- WHAT THE EXERCISE ASKS
Leaving out all images, write out the records that follow exactly.

----- DATA PROVIDED -----

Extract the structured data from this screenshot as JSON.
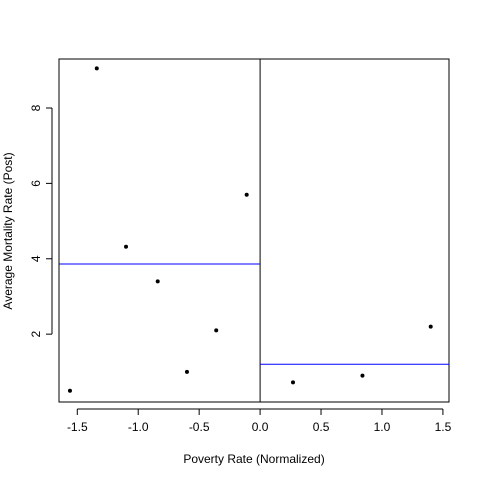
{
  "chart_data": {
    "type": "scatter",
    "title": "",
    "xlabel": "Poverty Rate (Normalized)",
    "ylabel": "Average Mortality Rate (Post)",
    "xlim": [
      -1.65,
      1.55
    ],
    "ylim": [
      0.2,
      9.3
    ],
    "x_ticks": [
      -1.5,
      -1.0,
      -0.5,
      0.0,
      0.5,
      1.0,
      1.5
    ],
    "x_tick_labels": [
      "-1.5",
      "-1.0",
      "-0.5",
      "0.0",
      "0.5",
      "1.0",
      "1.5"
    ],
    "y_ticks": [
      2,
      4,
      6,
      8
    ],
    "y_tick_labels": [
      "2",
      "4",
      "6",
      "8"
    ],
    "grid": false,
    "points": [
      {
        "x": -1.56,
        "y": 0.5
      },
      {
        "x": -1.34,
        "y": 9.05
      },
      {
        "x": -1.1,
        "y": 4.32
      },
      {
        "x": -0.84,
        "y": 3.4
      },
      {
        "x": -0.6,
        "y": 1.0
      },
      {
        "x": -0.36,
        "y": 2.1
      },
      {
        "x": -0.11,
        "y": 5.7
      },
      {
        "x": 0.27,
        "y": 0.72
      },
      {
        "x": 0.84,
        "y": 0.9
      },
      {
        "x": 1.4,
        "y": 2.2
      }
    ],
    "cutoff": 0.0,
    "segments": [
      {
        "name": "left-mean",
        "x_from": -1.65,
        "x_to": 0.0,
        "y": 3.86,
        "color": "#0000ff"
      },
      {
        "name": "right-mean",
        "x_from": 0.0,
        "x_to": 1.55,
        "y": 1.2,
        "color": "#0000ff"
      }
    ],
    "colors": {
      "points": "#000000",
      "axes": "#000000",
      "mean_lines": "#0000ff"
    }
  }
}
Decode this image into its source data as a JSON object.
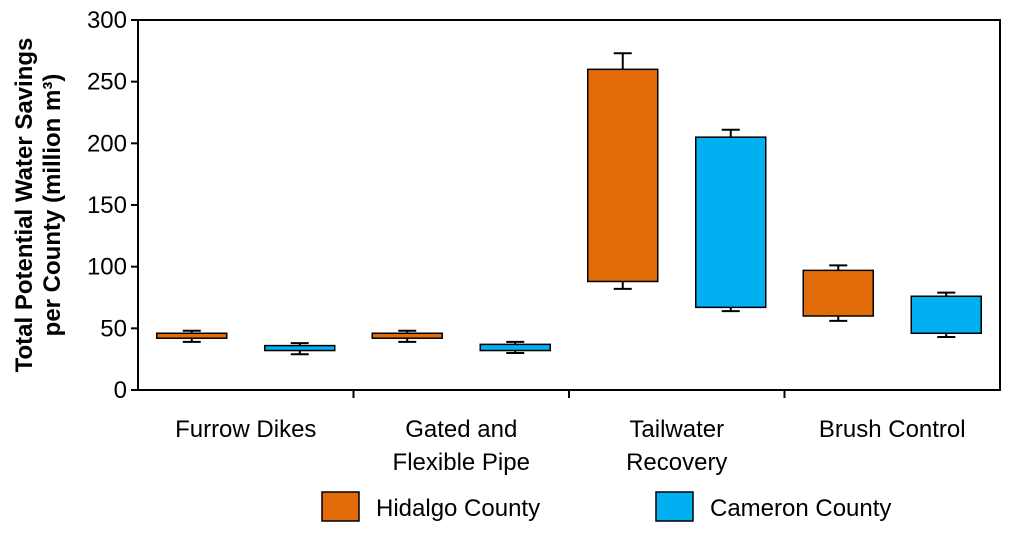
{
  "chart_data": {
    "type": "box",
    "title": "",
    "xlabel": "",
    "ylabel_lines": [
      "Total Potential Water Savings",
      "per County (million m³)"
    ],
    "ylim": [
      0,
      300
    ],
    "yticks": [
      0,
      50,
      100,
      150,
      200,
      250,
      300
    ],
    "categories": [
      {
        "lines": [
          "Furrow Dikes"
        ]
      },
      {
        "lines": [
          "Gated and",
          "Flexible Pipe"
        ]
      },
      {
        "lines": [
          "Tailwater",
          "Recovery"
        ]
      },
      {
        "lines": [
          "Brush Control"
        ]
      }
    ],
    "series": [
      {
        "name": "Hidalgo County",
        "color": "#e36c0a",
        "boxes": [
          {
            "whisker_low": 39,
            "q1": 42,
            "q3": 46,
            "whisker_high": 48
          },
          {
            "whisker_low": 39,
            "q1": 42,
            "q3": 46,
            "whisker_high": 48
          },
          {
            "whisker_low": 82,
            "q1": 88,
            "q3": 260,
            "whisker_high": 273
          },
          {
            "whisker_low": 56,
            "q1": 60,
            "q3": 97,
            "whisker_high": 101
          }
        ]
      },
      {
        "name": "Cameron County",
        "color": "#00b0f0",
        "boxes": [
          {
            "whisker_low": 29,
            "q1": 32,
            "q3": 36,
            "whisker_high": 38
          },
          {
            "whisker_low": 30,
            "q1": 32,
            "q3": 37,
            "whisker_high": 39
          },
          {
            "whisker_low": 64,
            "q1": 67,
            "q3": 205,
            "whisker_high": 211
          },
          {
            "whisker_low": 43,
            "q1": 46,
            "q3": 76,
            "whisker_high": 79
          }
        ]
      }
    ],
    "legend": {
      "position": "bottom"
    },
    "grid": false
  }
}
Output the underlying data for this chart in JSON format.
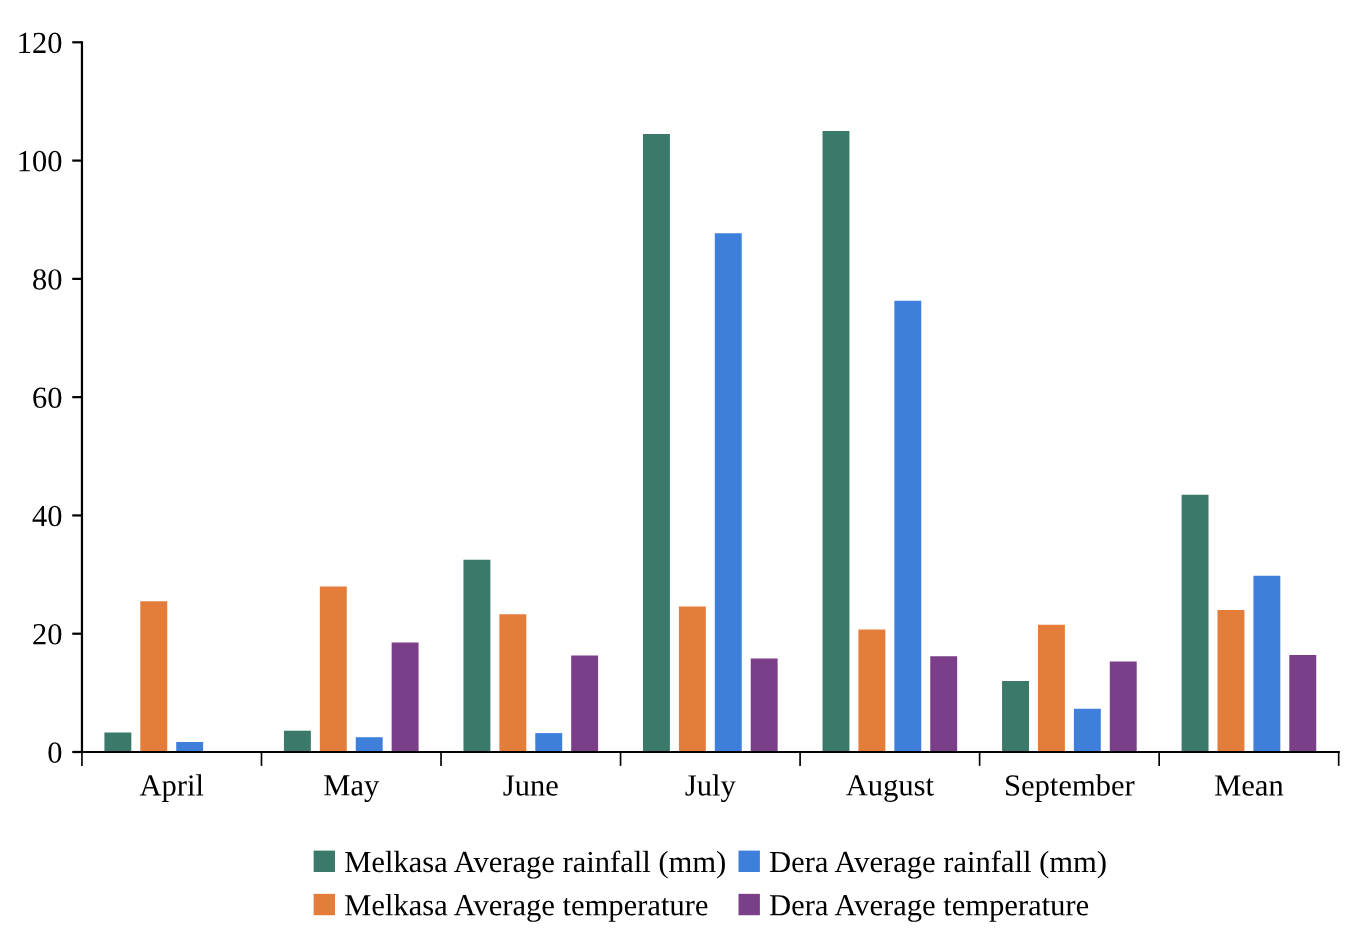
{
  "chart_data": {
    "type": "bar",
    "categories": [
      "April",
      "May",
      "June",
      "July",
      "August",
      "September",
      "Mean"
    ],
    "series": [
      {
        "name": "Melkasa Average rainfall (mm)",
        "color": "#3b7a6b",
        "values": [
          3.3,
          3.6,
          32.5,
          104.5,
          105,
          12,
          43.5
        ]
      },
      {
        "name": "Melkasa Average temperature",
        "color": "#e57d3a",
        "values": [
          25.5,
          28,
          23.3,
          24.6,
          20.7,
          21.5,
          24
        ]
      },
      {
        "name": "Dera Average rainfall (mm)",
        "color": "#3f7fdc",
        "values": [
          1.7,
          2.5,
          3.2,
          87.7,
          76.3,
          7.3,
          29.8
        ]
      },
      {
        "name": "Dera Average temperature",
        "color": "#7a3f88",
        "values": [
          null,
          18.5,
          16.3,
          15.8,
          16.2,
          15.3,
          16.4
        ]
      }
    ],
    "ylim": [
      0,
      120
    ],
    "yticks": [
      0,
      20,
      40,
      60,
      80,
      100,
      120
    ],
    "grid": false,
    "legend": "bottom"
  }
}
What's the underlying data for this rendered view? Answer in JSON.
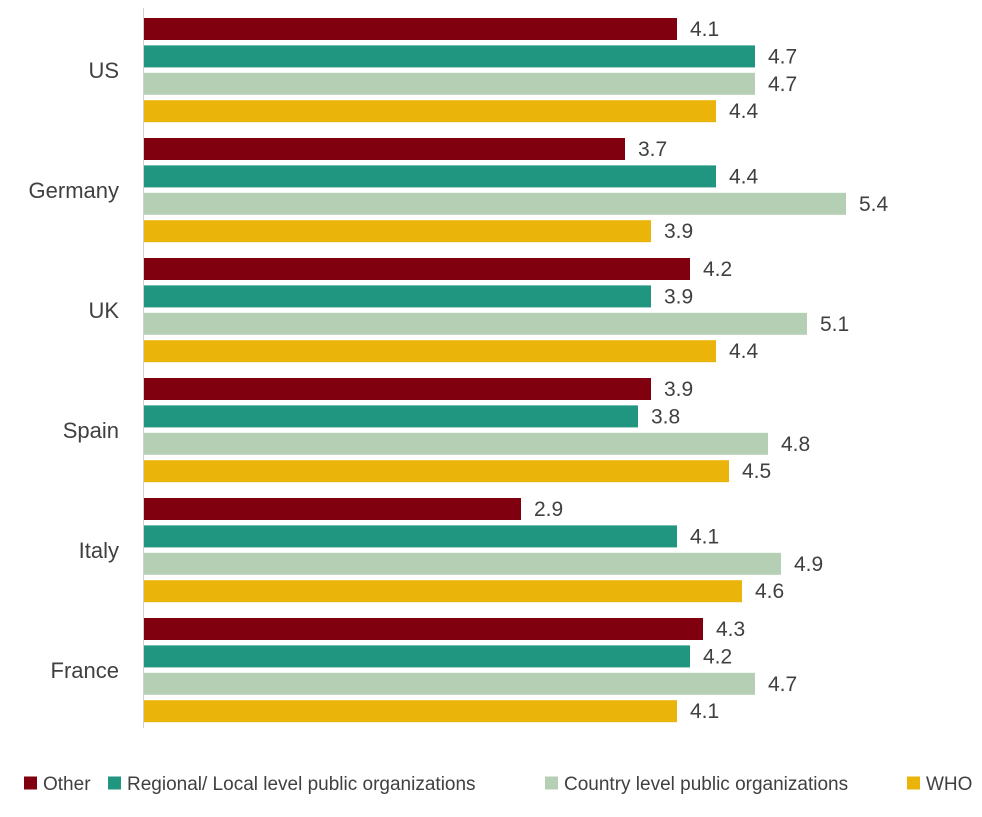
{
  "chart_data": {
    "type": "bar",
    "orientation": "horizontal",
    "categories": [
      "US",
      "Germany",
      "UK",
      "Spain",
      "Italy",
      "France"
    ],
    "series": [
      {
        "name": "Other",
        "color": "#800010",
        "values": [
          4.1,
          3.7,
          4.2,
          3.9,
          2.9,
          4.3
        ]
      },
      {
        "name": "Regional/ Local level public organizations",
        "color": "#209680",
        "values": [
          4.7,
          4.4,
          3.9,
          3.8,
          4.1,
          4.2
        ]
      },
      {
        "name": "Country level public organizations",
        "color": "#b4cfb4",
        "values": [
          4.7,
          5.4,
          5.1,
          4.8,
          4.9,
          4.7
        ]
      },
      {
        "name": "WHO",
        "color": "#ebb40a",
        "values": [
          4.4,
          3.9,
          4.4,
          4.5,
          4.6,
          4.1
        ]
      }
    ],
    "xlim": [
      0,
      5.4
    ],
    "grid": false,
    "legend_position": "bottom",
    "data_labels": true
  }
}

-----

- REPLY TO THE EXERCISE
Extract the structured data from this screenshot as JSON.
{
  "chart_data": {
    "type": "scatter",
    "title": "",
    "xlabel": "Poverty Rate (Normalized)",
    "ylabel": "Average Mortality Rate (Post)",
    "xlim": [
      -1.65,
      1.55
    ],
    "ylim": [
      0.2,
      9.3
    ],
    "x_ticks": [
      -1.5,
      -1.0,
      -0.5,
      0.0,
      0.5,
      1.0,
      1.5
    ],
    "x_tick_labels": [
      "-1.5",
      "-1.0",
      "-0.5",
      "0.0",
      "0.5",
      "1.0",
      "1.5"
    ],
    "y_ticks": [
      2,
      4,
      6,
      8
    ],
    "y_tick_labels": [
      "2",
      "4",
      "6",
      "8"
    ],
    "grid": false,
    "points": [
      {
        "x": -1.56,
        "y": 0.5
      },
      {
        "x": -1.34,
        "y": 9.05
      },
      {
        "x": -1.1,
        "y": 4.32
      },
      {
        "x": -0.84,
        "y": 3.4
      },
      {
        "x": -0.6,
        "y": 1.0
      },
      {
        "x": -0.36,
        "y": 2.1
      },
      {
        "x": -0.11,
        "y": 5.7
      },
      {
        "x": 0.27,
        "y": 0.72
      },
      {
        "x": 0.84,
        "y": 0.9
      },
      {
        "x": 1.4,
        "y": 2.2
      }
    ],
    "cutoff": 0.0,
    "segments": [
      {
        "name": "left-mean",
        "x_from": -1.65,
        "x_to": 0.0,
        "y": 3.86,
        "color": "#0000ff"
      },
      {
        "name": "right-mean",
        "x_from": 0.0,
        "x_to": 1.55,
        "y": 1.2,
        "color": "#0000ff"
      }
    ],
    "colors": {
      "points": "#000000",
      "axes": "#000000",
      "mean_lines": "#0000ff"
    }
  }
}
Decode this image into its source data as a JSON object.
{
  "chart_data": {
    "type": "box",
    "title": "",
    "xlabel": "",
    "ylabel_lines": [
      "Total Potential Water Savings",
      "per County (million m³)"
    ],
    "ylim": [
      0,
      300
    ],
    "yticks": [
      0,
      50,
      100,
      150,
      200,
      250,
      300
    ],
    "categories": [
      {
        "lines": [
          "Furrow Dikes"
        ]
      },
      {
        "lines": [
          "Gated and",
          "Flexible Pipe"
        ]
      },
      {
        "lines": [
          "Tailwater",
          "Recovery"
        ]
      },
      {
        "lines": [
          "Brush Control"
        ]
      }
    ],
    "series": [
      {
        "name": "Hidalgo County",
        "color": "#e36c0a",
        "boxes": [
          {
            "whisker_low": 39,
            "q1": 42,
            "q3": 46,
            "whisker_high": 48
          },
          {
            "whisker_low": 39,
            "q1": 42,
            "q3": 46,
            "whisker_high": 48
          },
          {
            "whisker_low": 82,
            "q1": 88,
            "q3": 260,
            "whisker_high": 273
          },
          {
            "whisker_low": 56,
            "q1": 60,
            "q3": 97,
            "whisker_high": 101
          }
        ]
      },
      {
        "name": "Cameron County",
        "color": "#00b0f0",
        "boxes": [
          {
            "whisker_low": 29,
            "q1": 32,
            "q3": 36,
            "whisker_high": 38
          },
          {
            "whisker_low": 30,
            "q1": 32,
            "q3": 37,
            "whisker_high": 39
          },
          {
            "whisker_low": 64,
            "q1": 67,
            "q3": 205,
            "whisker_high": 211
          },
          {
            "whisker_low": 43,
            "q1": 46,
            "q3": 76,
            "whisker_high": 79
          }
        ]
      }
    ],
    "legend": {
      "position": "bottom"
    },
    "grid": false
  }
}
Output the underlying data for this chart in JSON format.
{
  "chart_data": {
    "type": "bar",
    "categories": [
      "April",
      "May",
      "June",
      "July",
      "August",
      "September",
      "Mean"
    ],
    "series": [
      {
        "name": "Melkasa Average rainfall (mm)",
        "color": "#3b7a6b",
        "values": [
          3.3,
          3.6,
          32.5,
          104.5,
          105,
          12,
          43.5
        ]
      },
      {
        "name": "Melkasa Average temperature",
        "color": "#e57d3a",
        "values": [
          25.5,
          28,
          23.3,
          24.6,
          20.7,
          21.5,
          24
        ]
      },
      {
        "name": "Dera Average rainfall (mm)",
        "color": "#3f7fdc",
        "values": [
          1.7,
          2.5,
          3.2,
          87.7,
          76.3,
          7.3,
          29.8
        ]
      },
      {
        "name": "Dera Average temperature",
        "color": "#7a3f88",
        "values": [
          null,
          18.5,
          16.3,
          15.8,
          16.2,
          15.3,
          16.4
        ]
      }
    ],
    "ylim": [
      0,
      120
    ],
    "yticks": [
      0,
      20,
      40,
      60,
      80,
      100,
      120
    ],
    "grid": false,
    "legend": "bottom"
  }
}
What's the underlying data for this rendered view? Answer in JSON.
{
  "chart_data": {
    "type": "bar",
    "orientation": "horizontal",
    "categories": [
      "US",
      "Germany",
      "UK",
      "Spain",
      "Italy",
      "France"
    ],
    "series": [
      {
        "name": "Other",
        "color": "#800010",
        "values": [
          4.1,
          3.7,
          4.2,
          3.9,
          2.9,
          4.3
        ]
      },
      {
        "name": "Regional/ Local level public organizations",
        "color": "#209680",
        "values": [
          4.7,
          4.4,
          3.9,
          3.8,
          4.1,
          4.2
        ]
      },
      {
        "name": "Country level public organizations",
        "color": "#b4cfb4",
        "values": [
          4.7,
          5.4,
          5.1,
          4.8,
          4.9,
          4.7
        ]
      },
      {
        "name": "WHO",
        "color": "#ebb40a",
        "values": [
          4.4,
          3.9,
          4.4,
          4.5,
          4.6,
          4.1
        ]
      }
    ],
    "xlim": [
      0,
      5.4
    ],
    "grid": false,
    "legend_position": "bottom",
    "data_labels": true
  }
}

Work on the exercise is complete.